§ **Goal**: Do not copy the pictures; transcribe all other material exactly.

§ **Items**:

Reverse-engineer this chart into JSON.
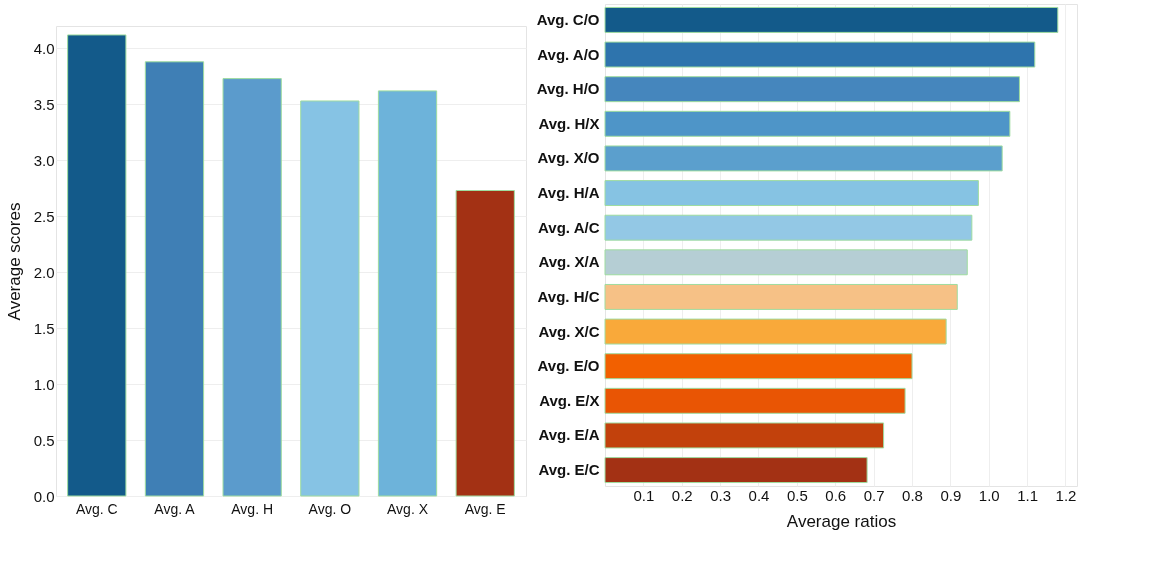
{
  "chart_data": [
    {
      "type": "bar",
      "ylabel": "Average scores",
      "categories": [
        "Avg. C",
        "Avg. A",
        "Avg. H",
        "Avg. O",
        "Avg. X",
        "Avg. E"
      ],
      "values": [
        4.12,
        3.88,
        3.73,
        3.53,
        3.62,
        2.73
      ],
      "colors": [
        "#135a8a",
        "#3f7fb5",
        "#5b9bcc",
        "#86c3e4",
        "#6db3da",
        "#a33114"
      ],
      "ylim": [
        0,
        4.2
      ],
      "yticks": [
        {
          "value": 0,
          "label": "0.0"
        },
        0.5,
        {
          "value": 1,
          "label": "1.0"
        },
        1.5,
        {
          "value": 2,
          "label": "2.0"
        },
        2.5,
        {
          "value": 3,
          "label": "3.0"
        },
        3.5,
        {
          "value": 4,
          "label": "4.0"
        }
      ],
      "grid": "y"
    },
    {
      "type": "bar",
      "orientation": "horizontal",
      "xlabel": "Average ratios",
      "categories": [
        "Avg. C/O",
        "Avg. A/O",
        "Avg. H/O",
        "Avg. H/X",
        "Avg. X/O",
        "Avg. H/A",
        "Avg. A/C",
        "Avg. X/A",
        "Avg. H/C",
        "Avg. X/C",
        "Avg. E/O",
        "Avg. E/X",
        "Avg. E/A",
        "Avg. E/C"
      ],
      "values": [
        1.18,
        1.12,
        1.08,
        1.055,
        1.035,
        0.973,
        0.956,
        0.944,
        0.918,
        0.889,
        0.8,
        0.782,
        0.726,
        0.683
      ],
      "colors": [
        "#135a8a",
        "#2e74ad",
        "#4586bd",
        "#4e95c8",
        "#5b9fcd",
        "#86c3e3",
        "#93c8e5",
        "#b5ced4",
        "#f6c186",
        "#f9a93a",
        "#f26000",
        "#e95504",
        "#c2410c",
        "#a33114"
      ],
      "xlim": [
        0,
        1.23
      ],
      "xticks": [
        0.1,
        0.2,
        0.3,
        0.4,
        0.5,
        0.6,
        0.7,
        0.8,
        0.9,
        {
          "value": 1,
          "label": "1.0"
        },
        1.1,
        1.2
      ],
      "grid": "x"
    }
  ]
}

§ **Task result**:
Reverse-engineer this chart into JSON.
{
  "chart_data": [
    {
      "type": "bar",
      "ylabel": "Average scores",
      "categories": [
        "Avg. C",
        "Avg. A",
        "Avg. H",
        "Avg. O",
        "Avg. X",
        "Avg. E"
      ],
      "values": [
        4.12,
        3.88,
        3.73,
        3.53,
        3.62,
        2.73
      ],
      "colors": [
        "#135a8a",
        "#3f7fb5",
        "#5b9bcc",
        "#86c3e4",
        "#6db3da",
        "#a33114"
      ],
      "ylim": [
        0,
        4.2
      ],
      "yticks": [
        {
          "value": 0,
          "label": "0.0"
        },
        0.5,
        {
          "value": 1,
          "label": "1.0"
        },
        1.5,
        {
          "value": 2,
          "label": "2.0"
        },
        2.5,
        {
          "value": 3,
          "label": "3.0"
        },
        3.5,
        {
          "value": 4,
          "label": "4.0"
        }
      ],
      "grid": "y"
    },
    {
      "type": "bar",
      "orientation": "horizontal",
      "xlabel": "Average ratios",
      "categories": [
        "Avg. C/O",
        "Avg. A/O",
        "Avg. H/O",
        "Avg. H/X",
        "Avg. X/O",
        "Avg. H/A",
        "Avg. A/C",
        "Avg. X/A",
        "Avg. H/C",
        "Avg. X/C",
        "Avg. E/O",
        "Avg. E/X",
        "Avg. E/A",
        "Avg. E/C"
      ],
      "values": [
        1.18,
        1.12,
        1.08,
        1.055,
        1.035,
        0.973,
        0.956,
        0.944,
        0.918,
        0.889,
        0.8,
        0.782,
        0.726,
        0.683
      ],
      "colors": [
        "#135a8a",
        "#2e74ad",
        "#4586bd",
        "#4e95c8",
        "#5b9fcd",
        "#86c3e3",
        "#93c8e5",
        "#b5ced4",
        "#f6c186",
        "#f9a93a",
        "#f26000",
        "#e95504",
        "#c2410c",
        "#a33114"
      ],
      "xlim": [
        0,
        1.23
      ],
      "xticks": [
        0.1,
        0.2,
        0.3,
        0.4,
        0.5,
        0.6,
        0.7,
        0.8,
        0.9,
        {
          "value": 1,
          "label": "1.0"
        },
        1.1,
        1.2
      ],
      "grid": "x"
    }
  ]
}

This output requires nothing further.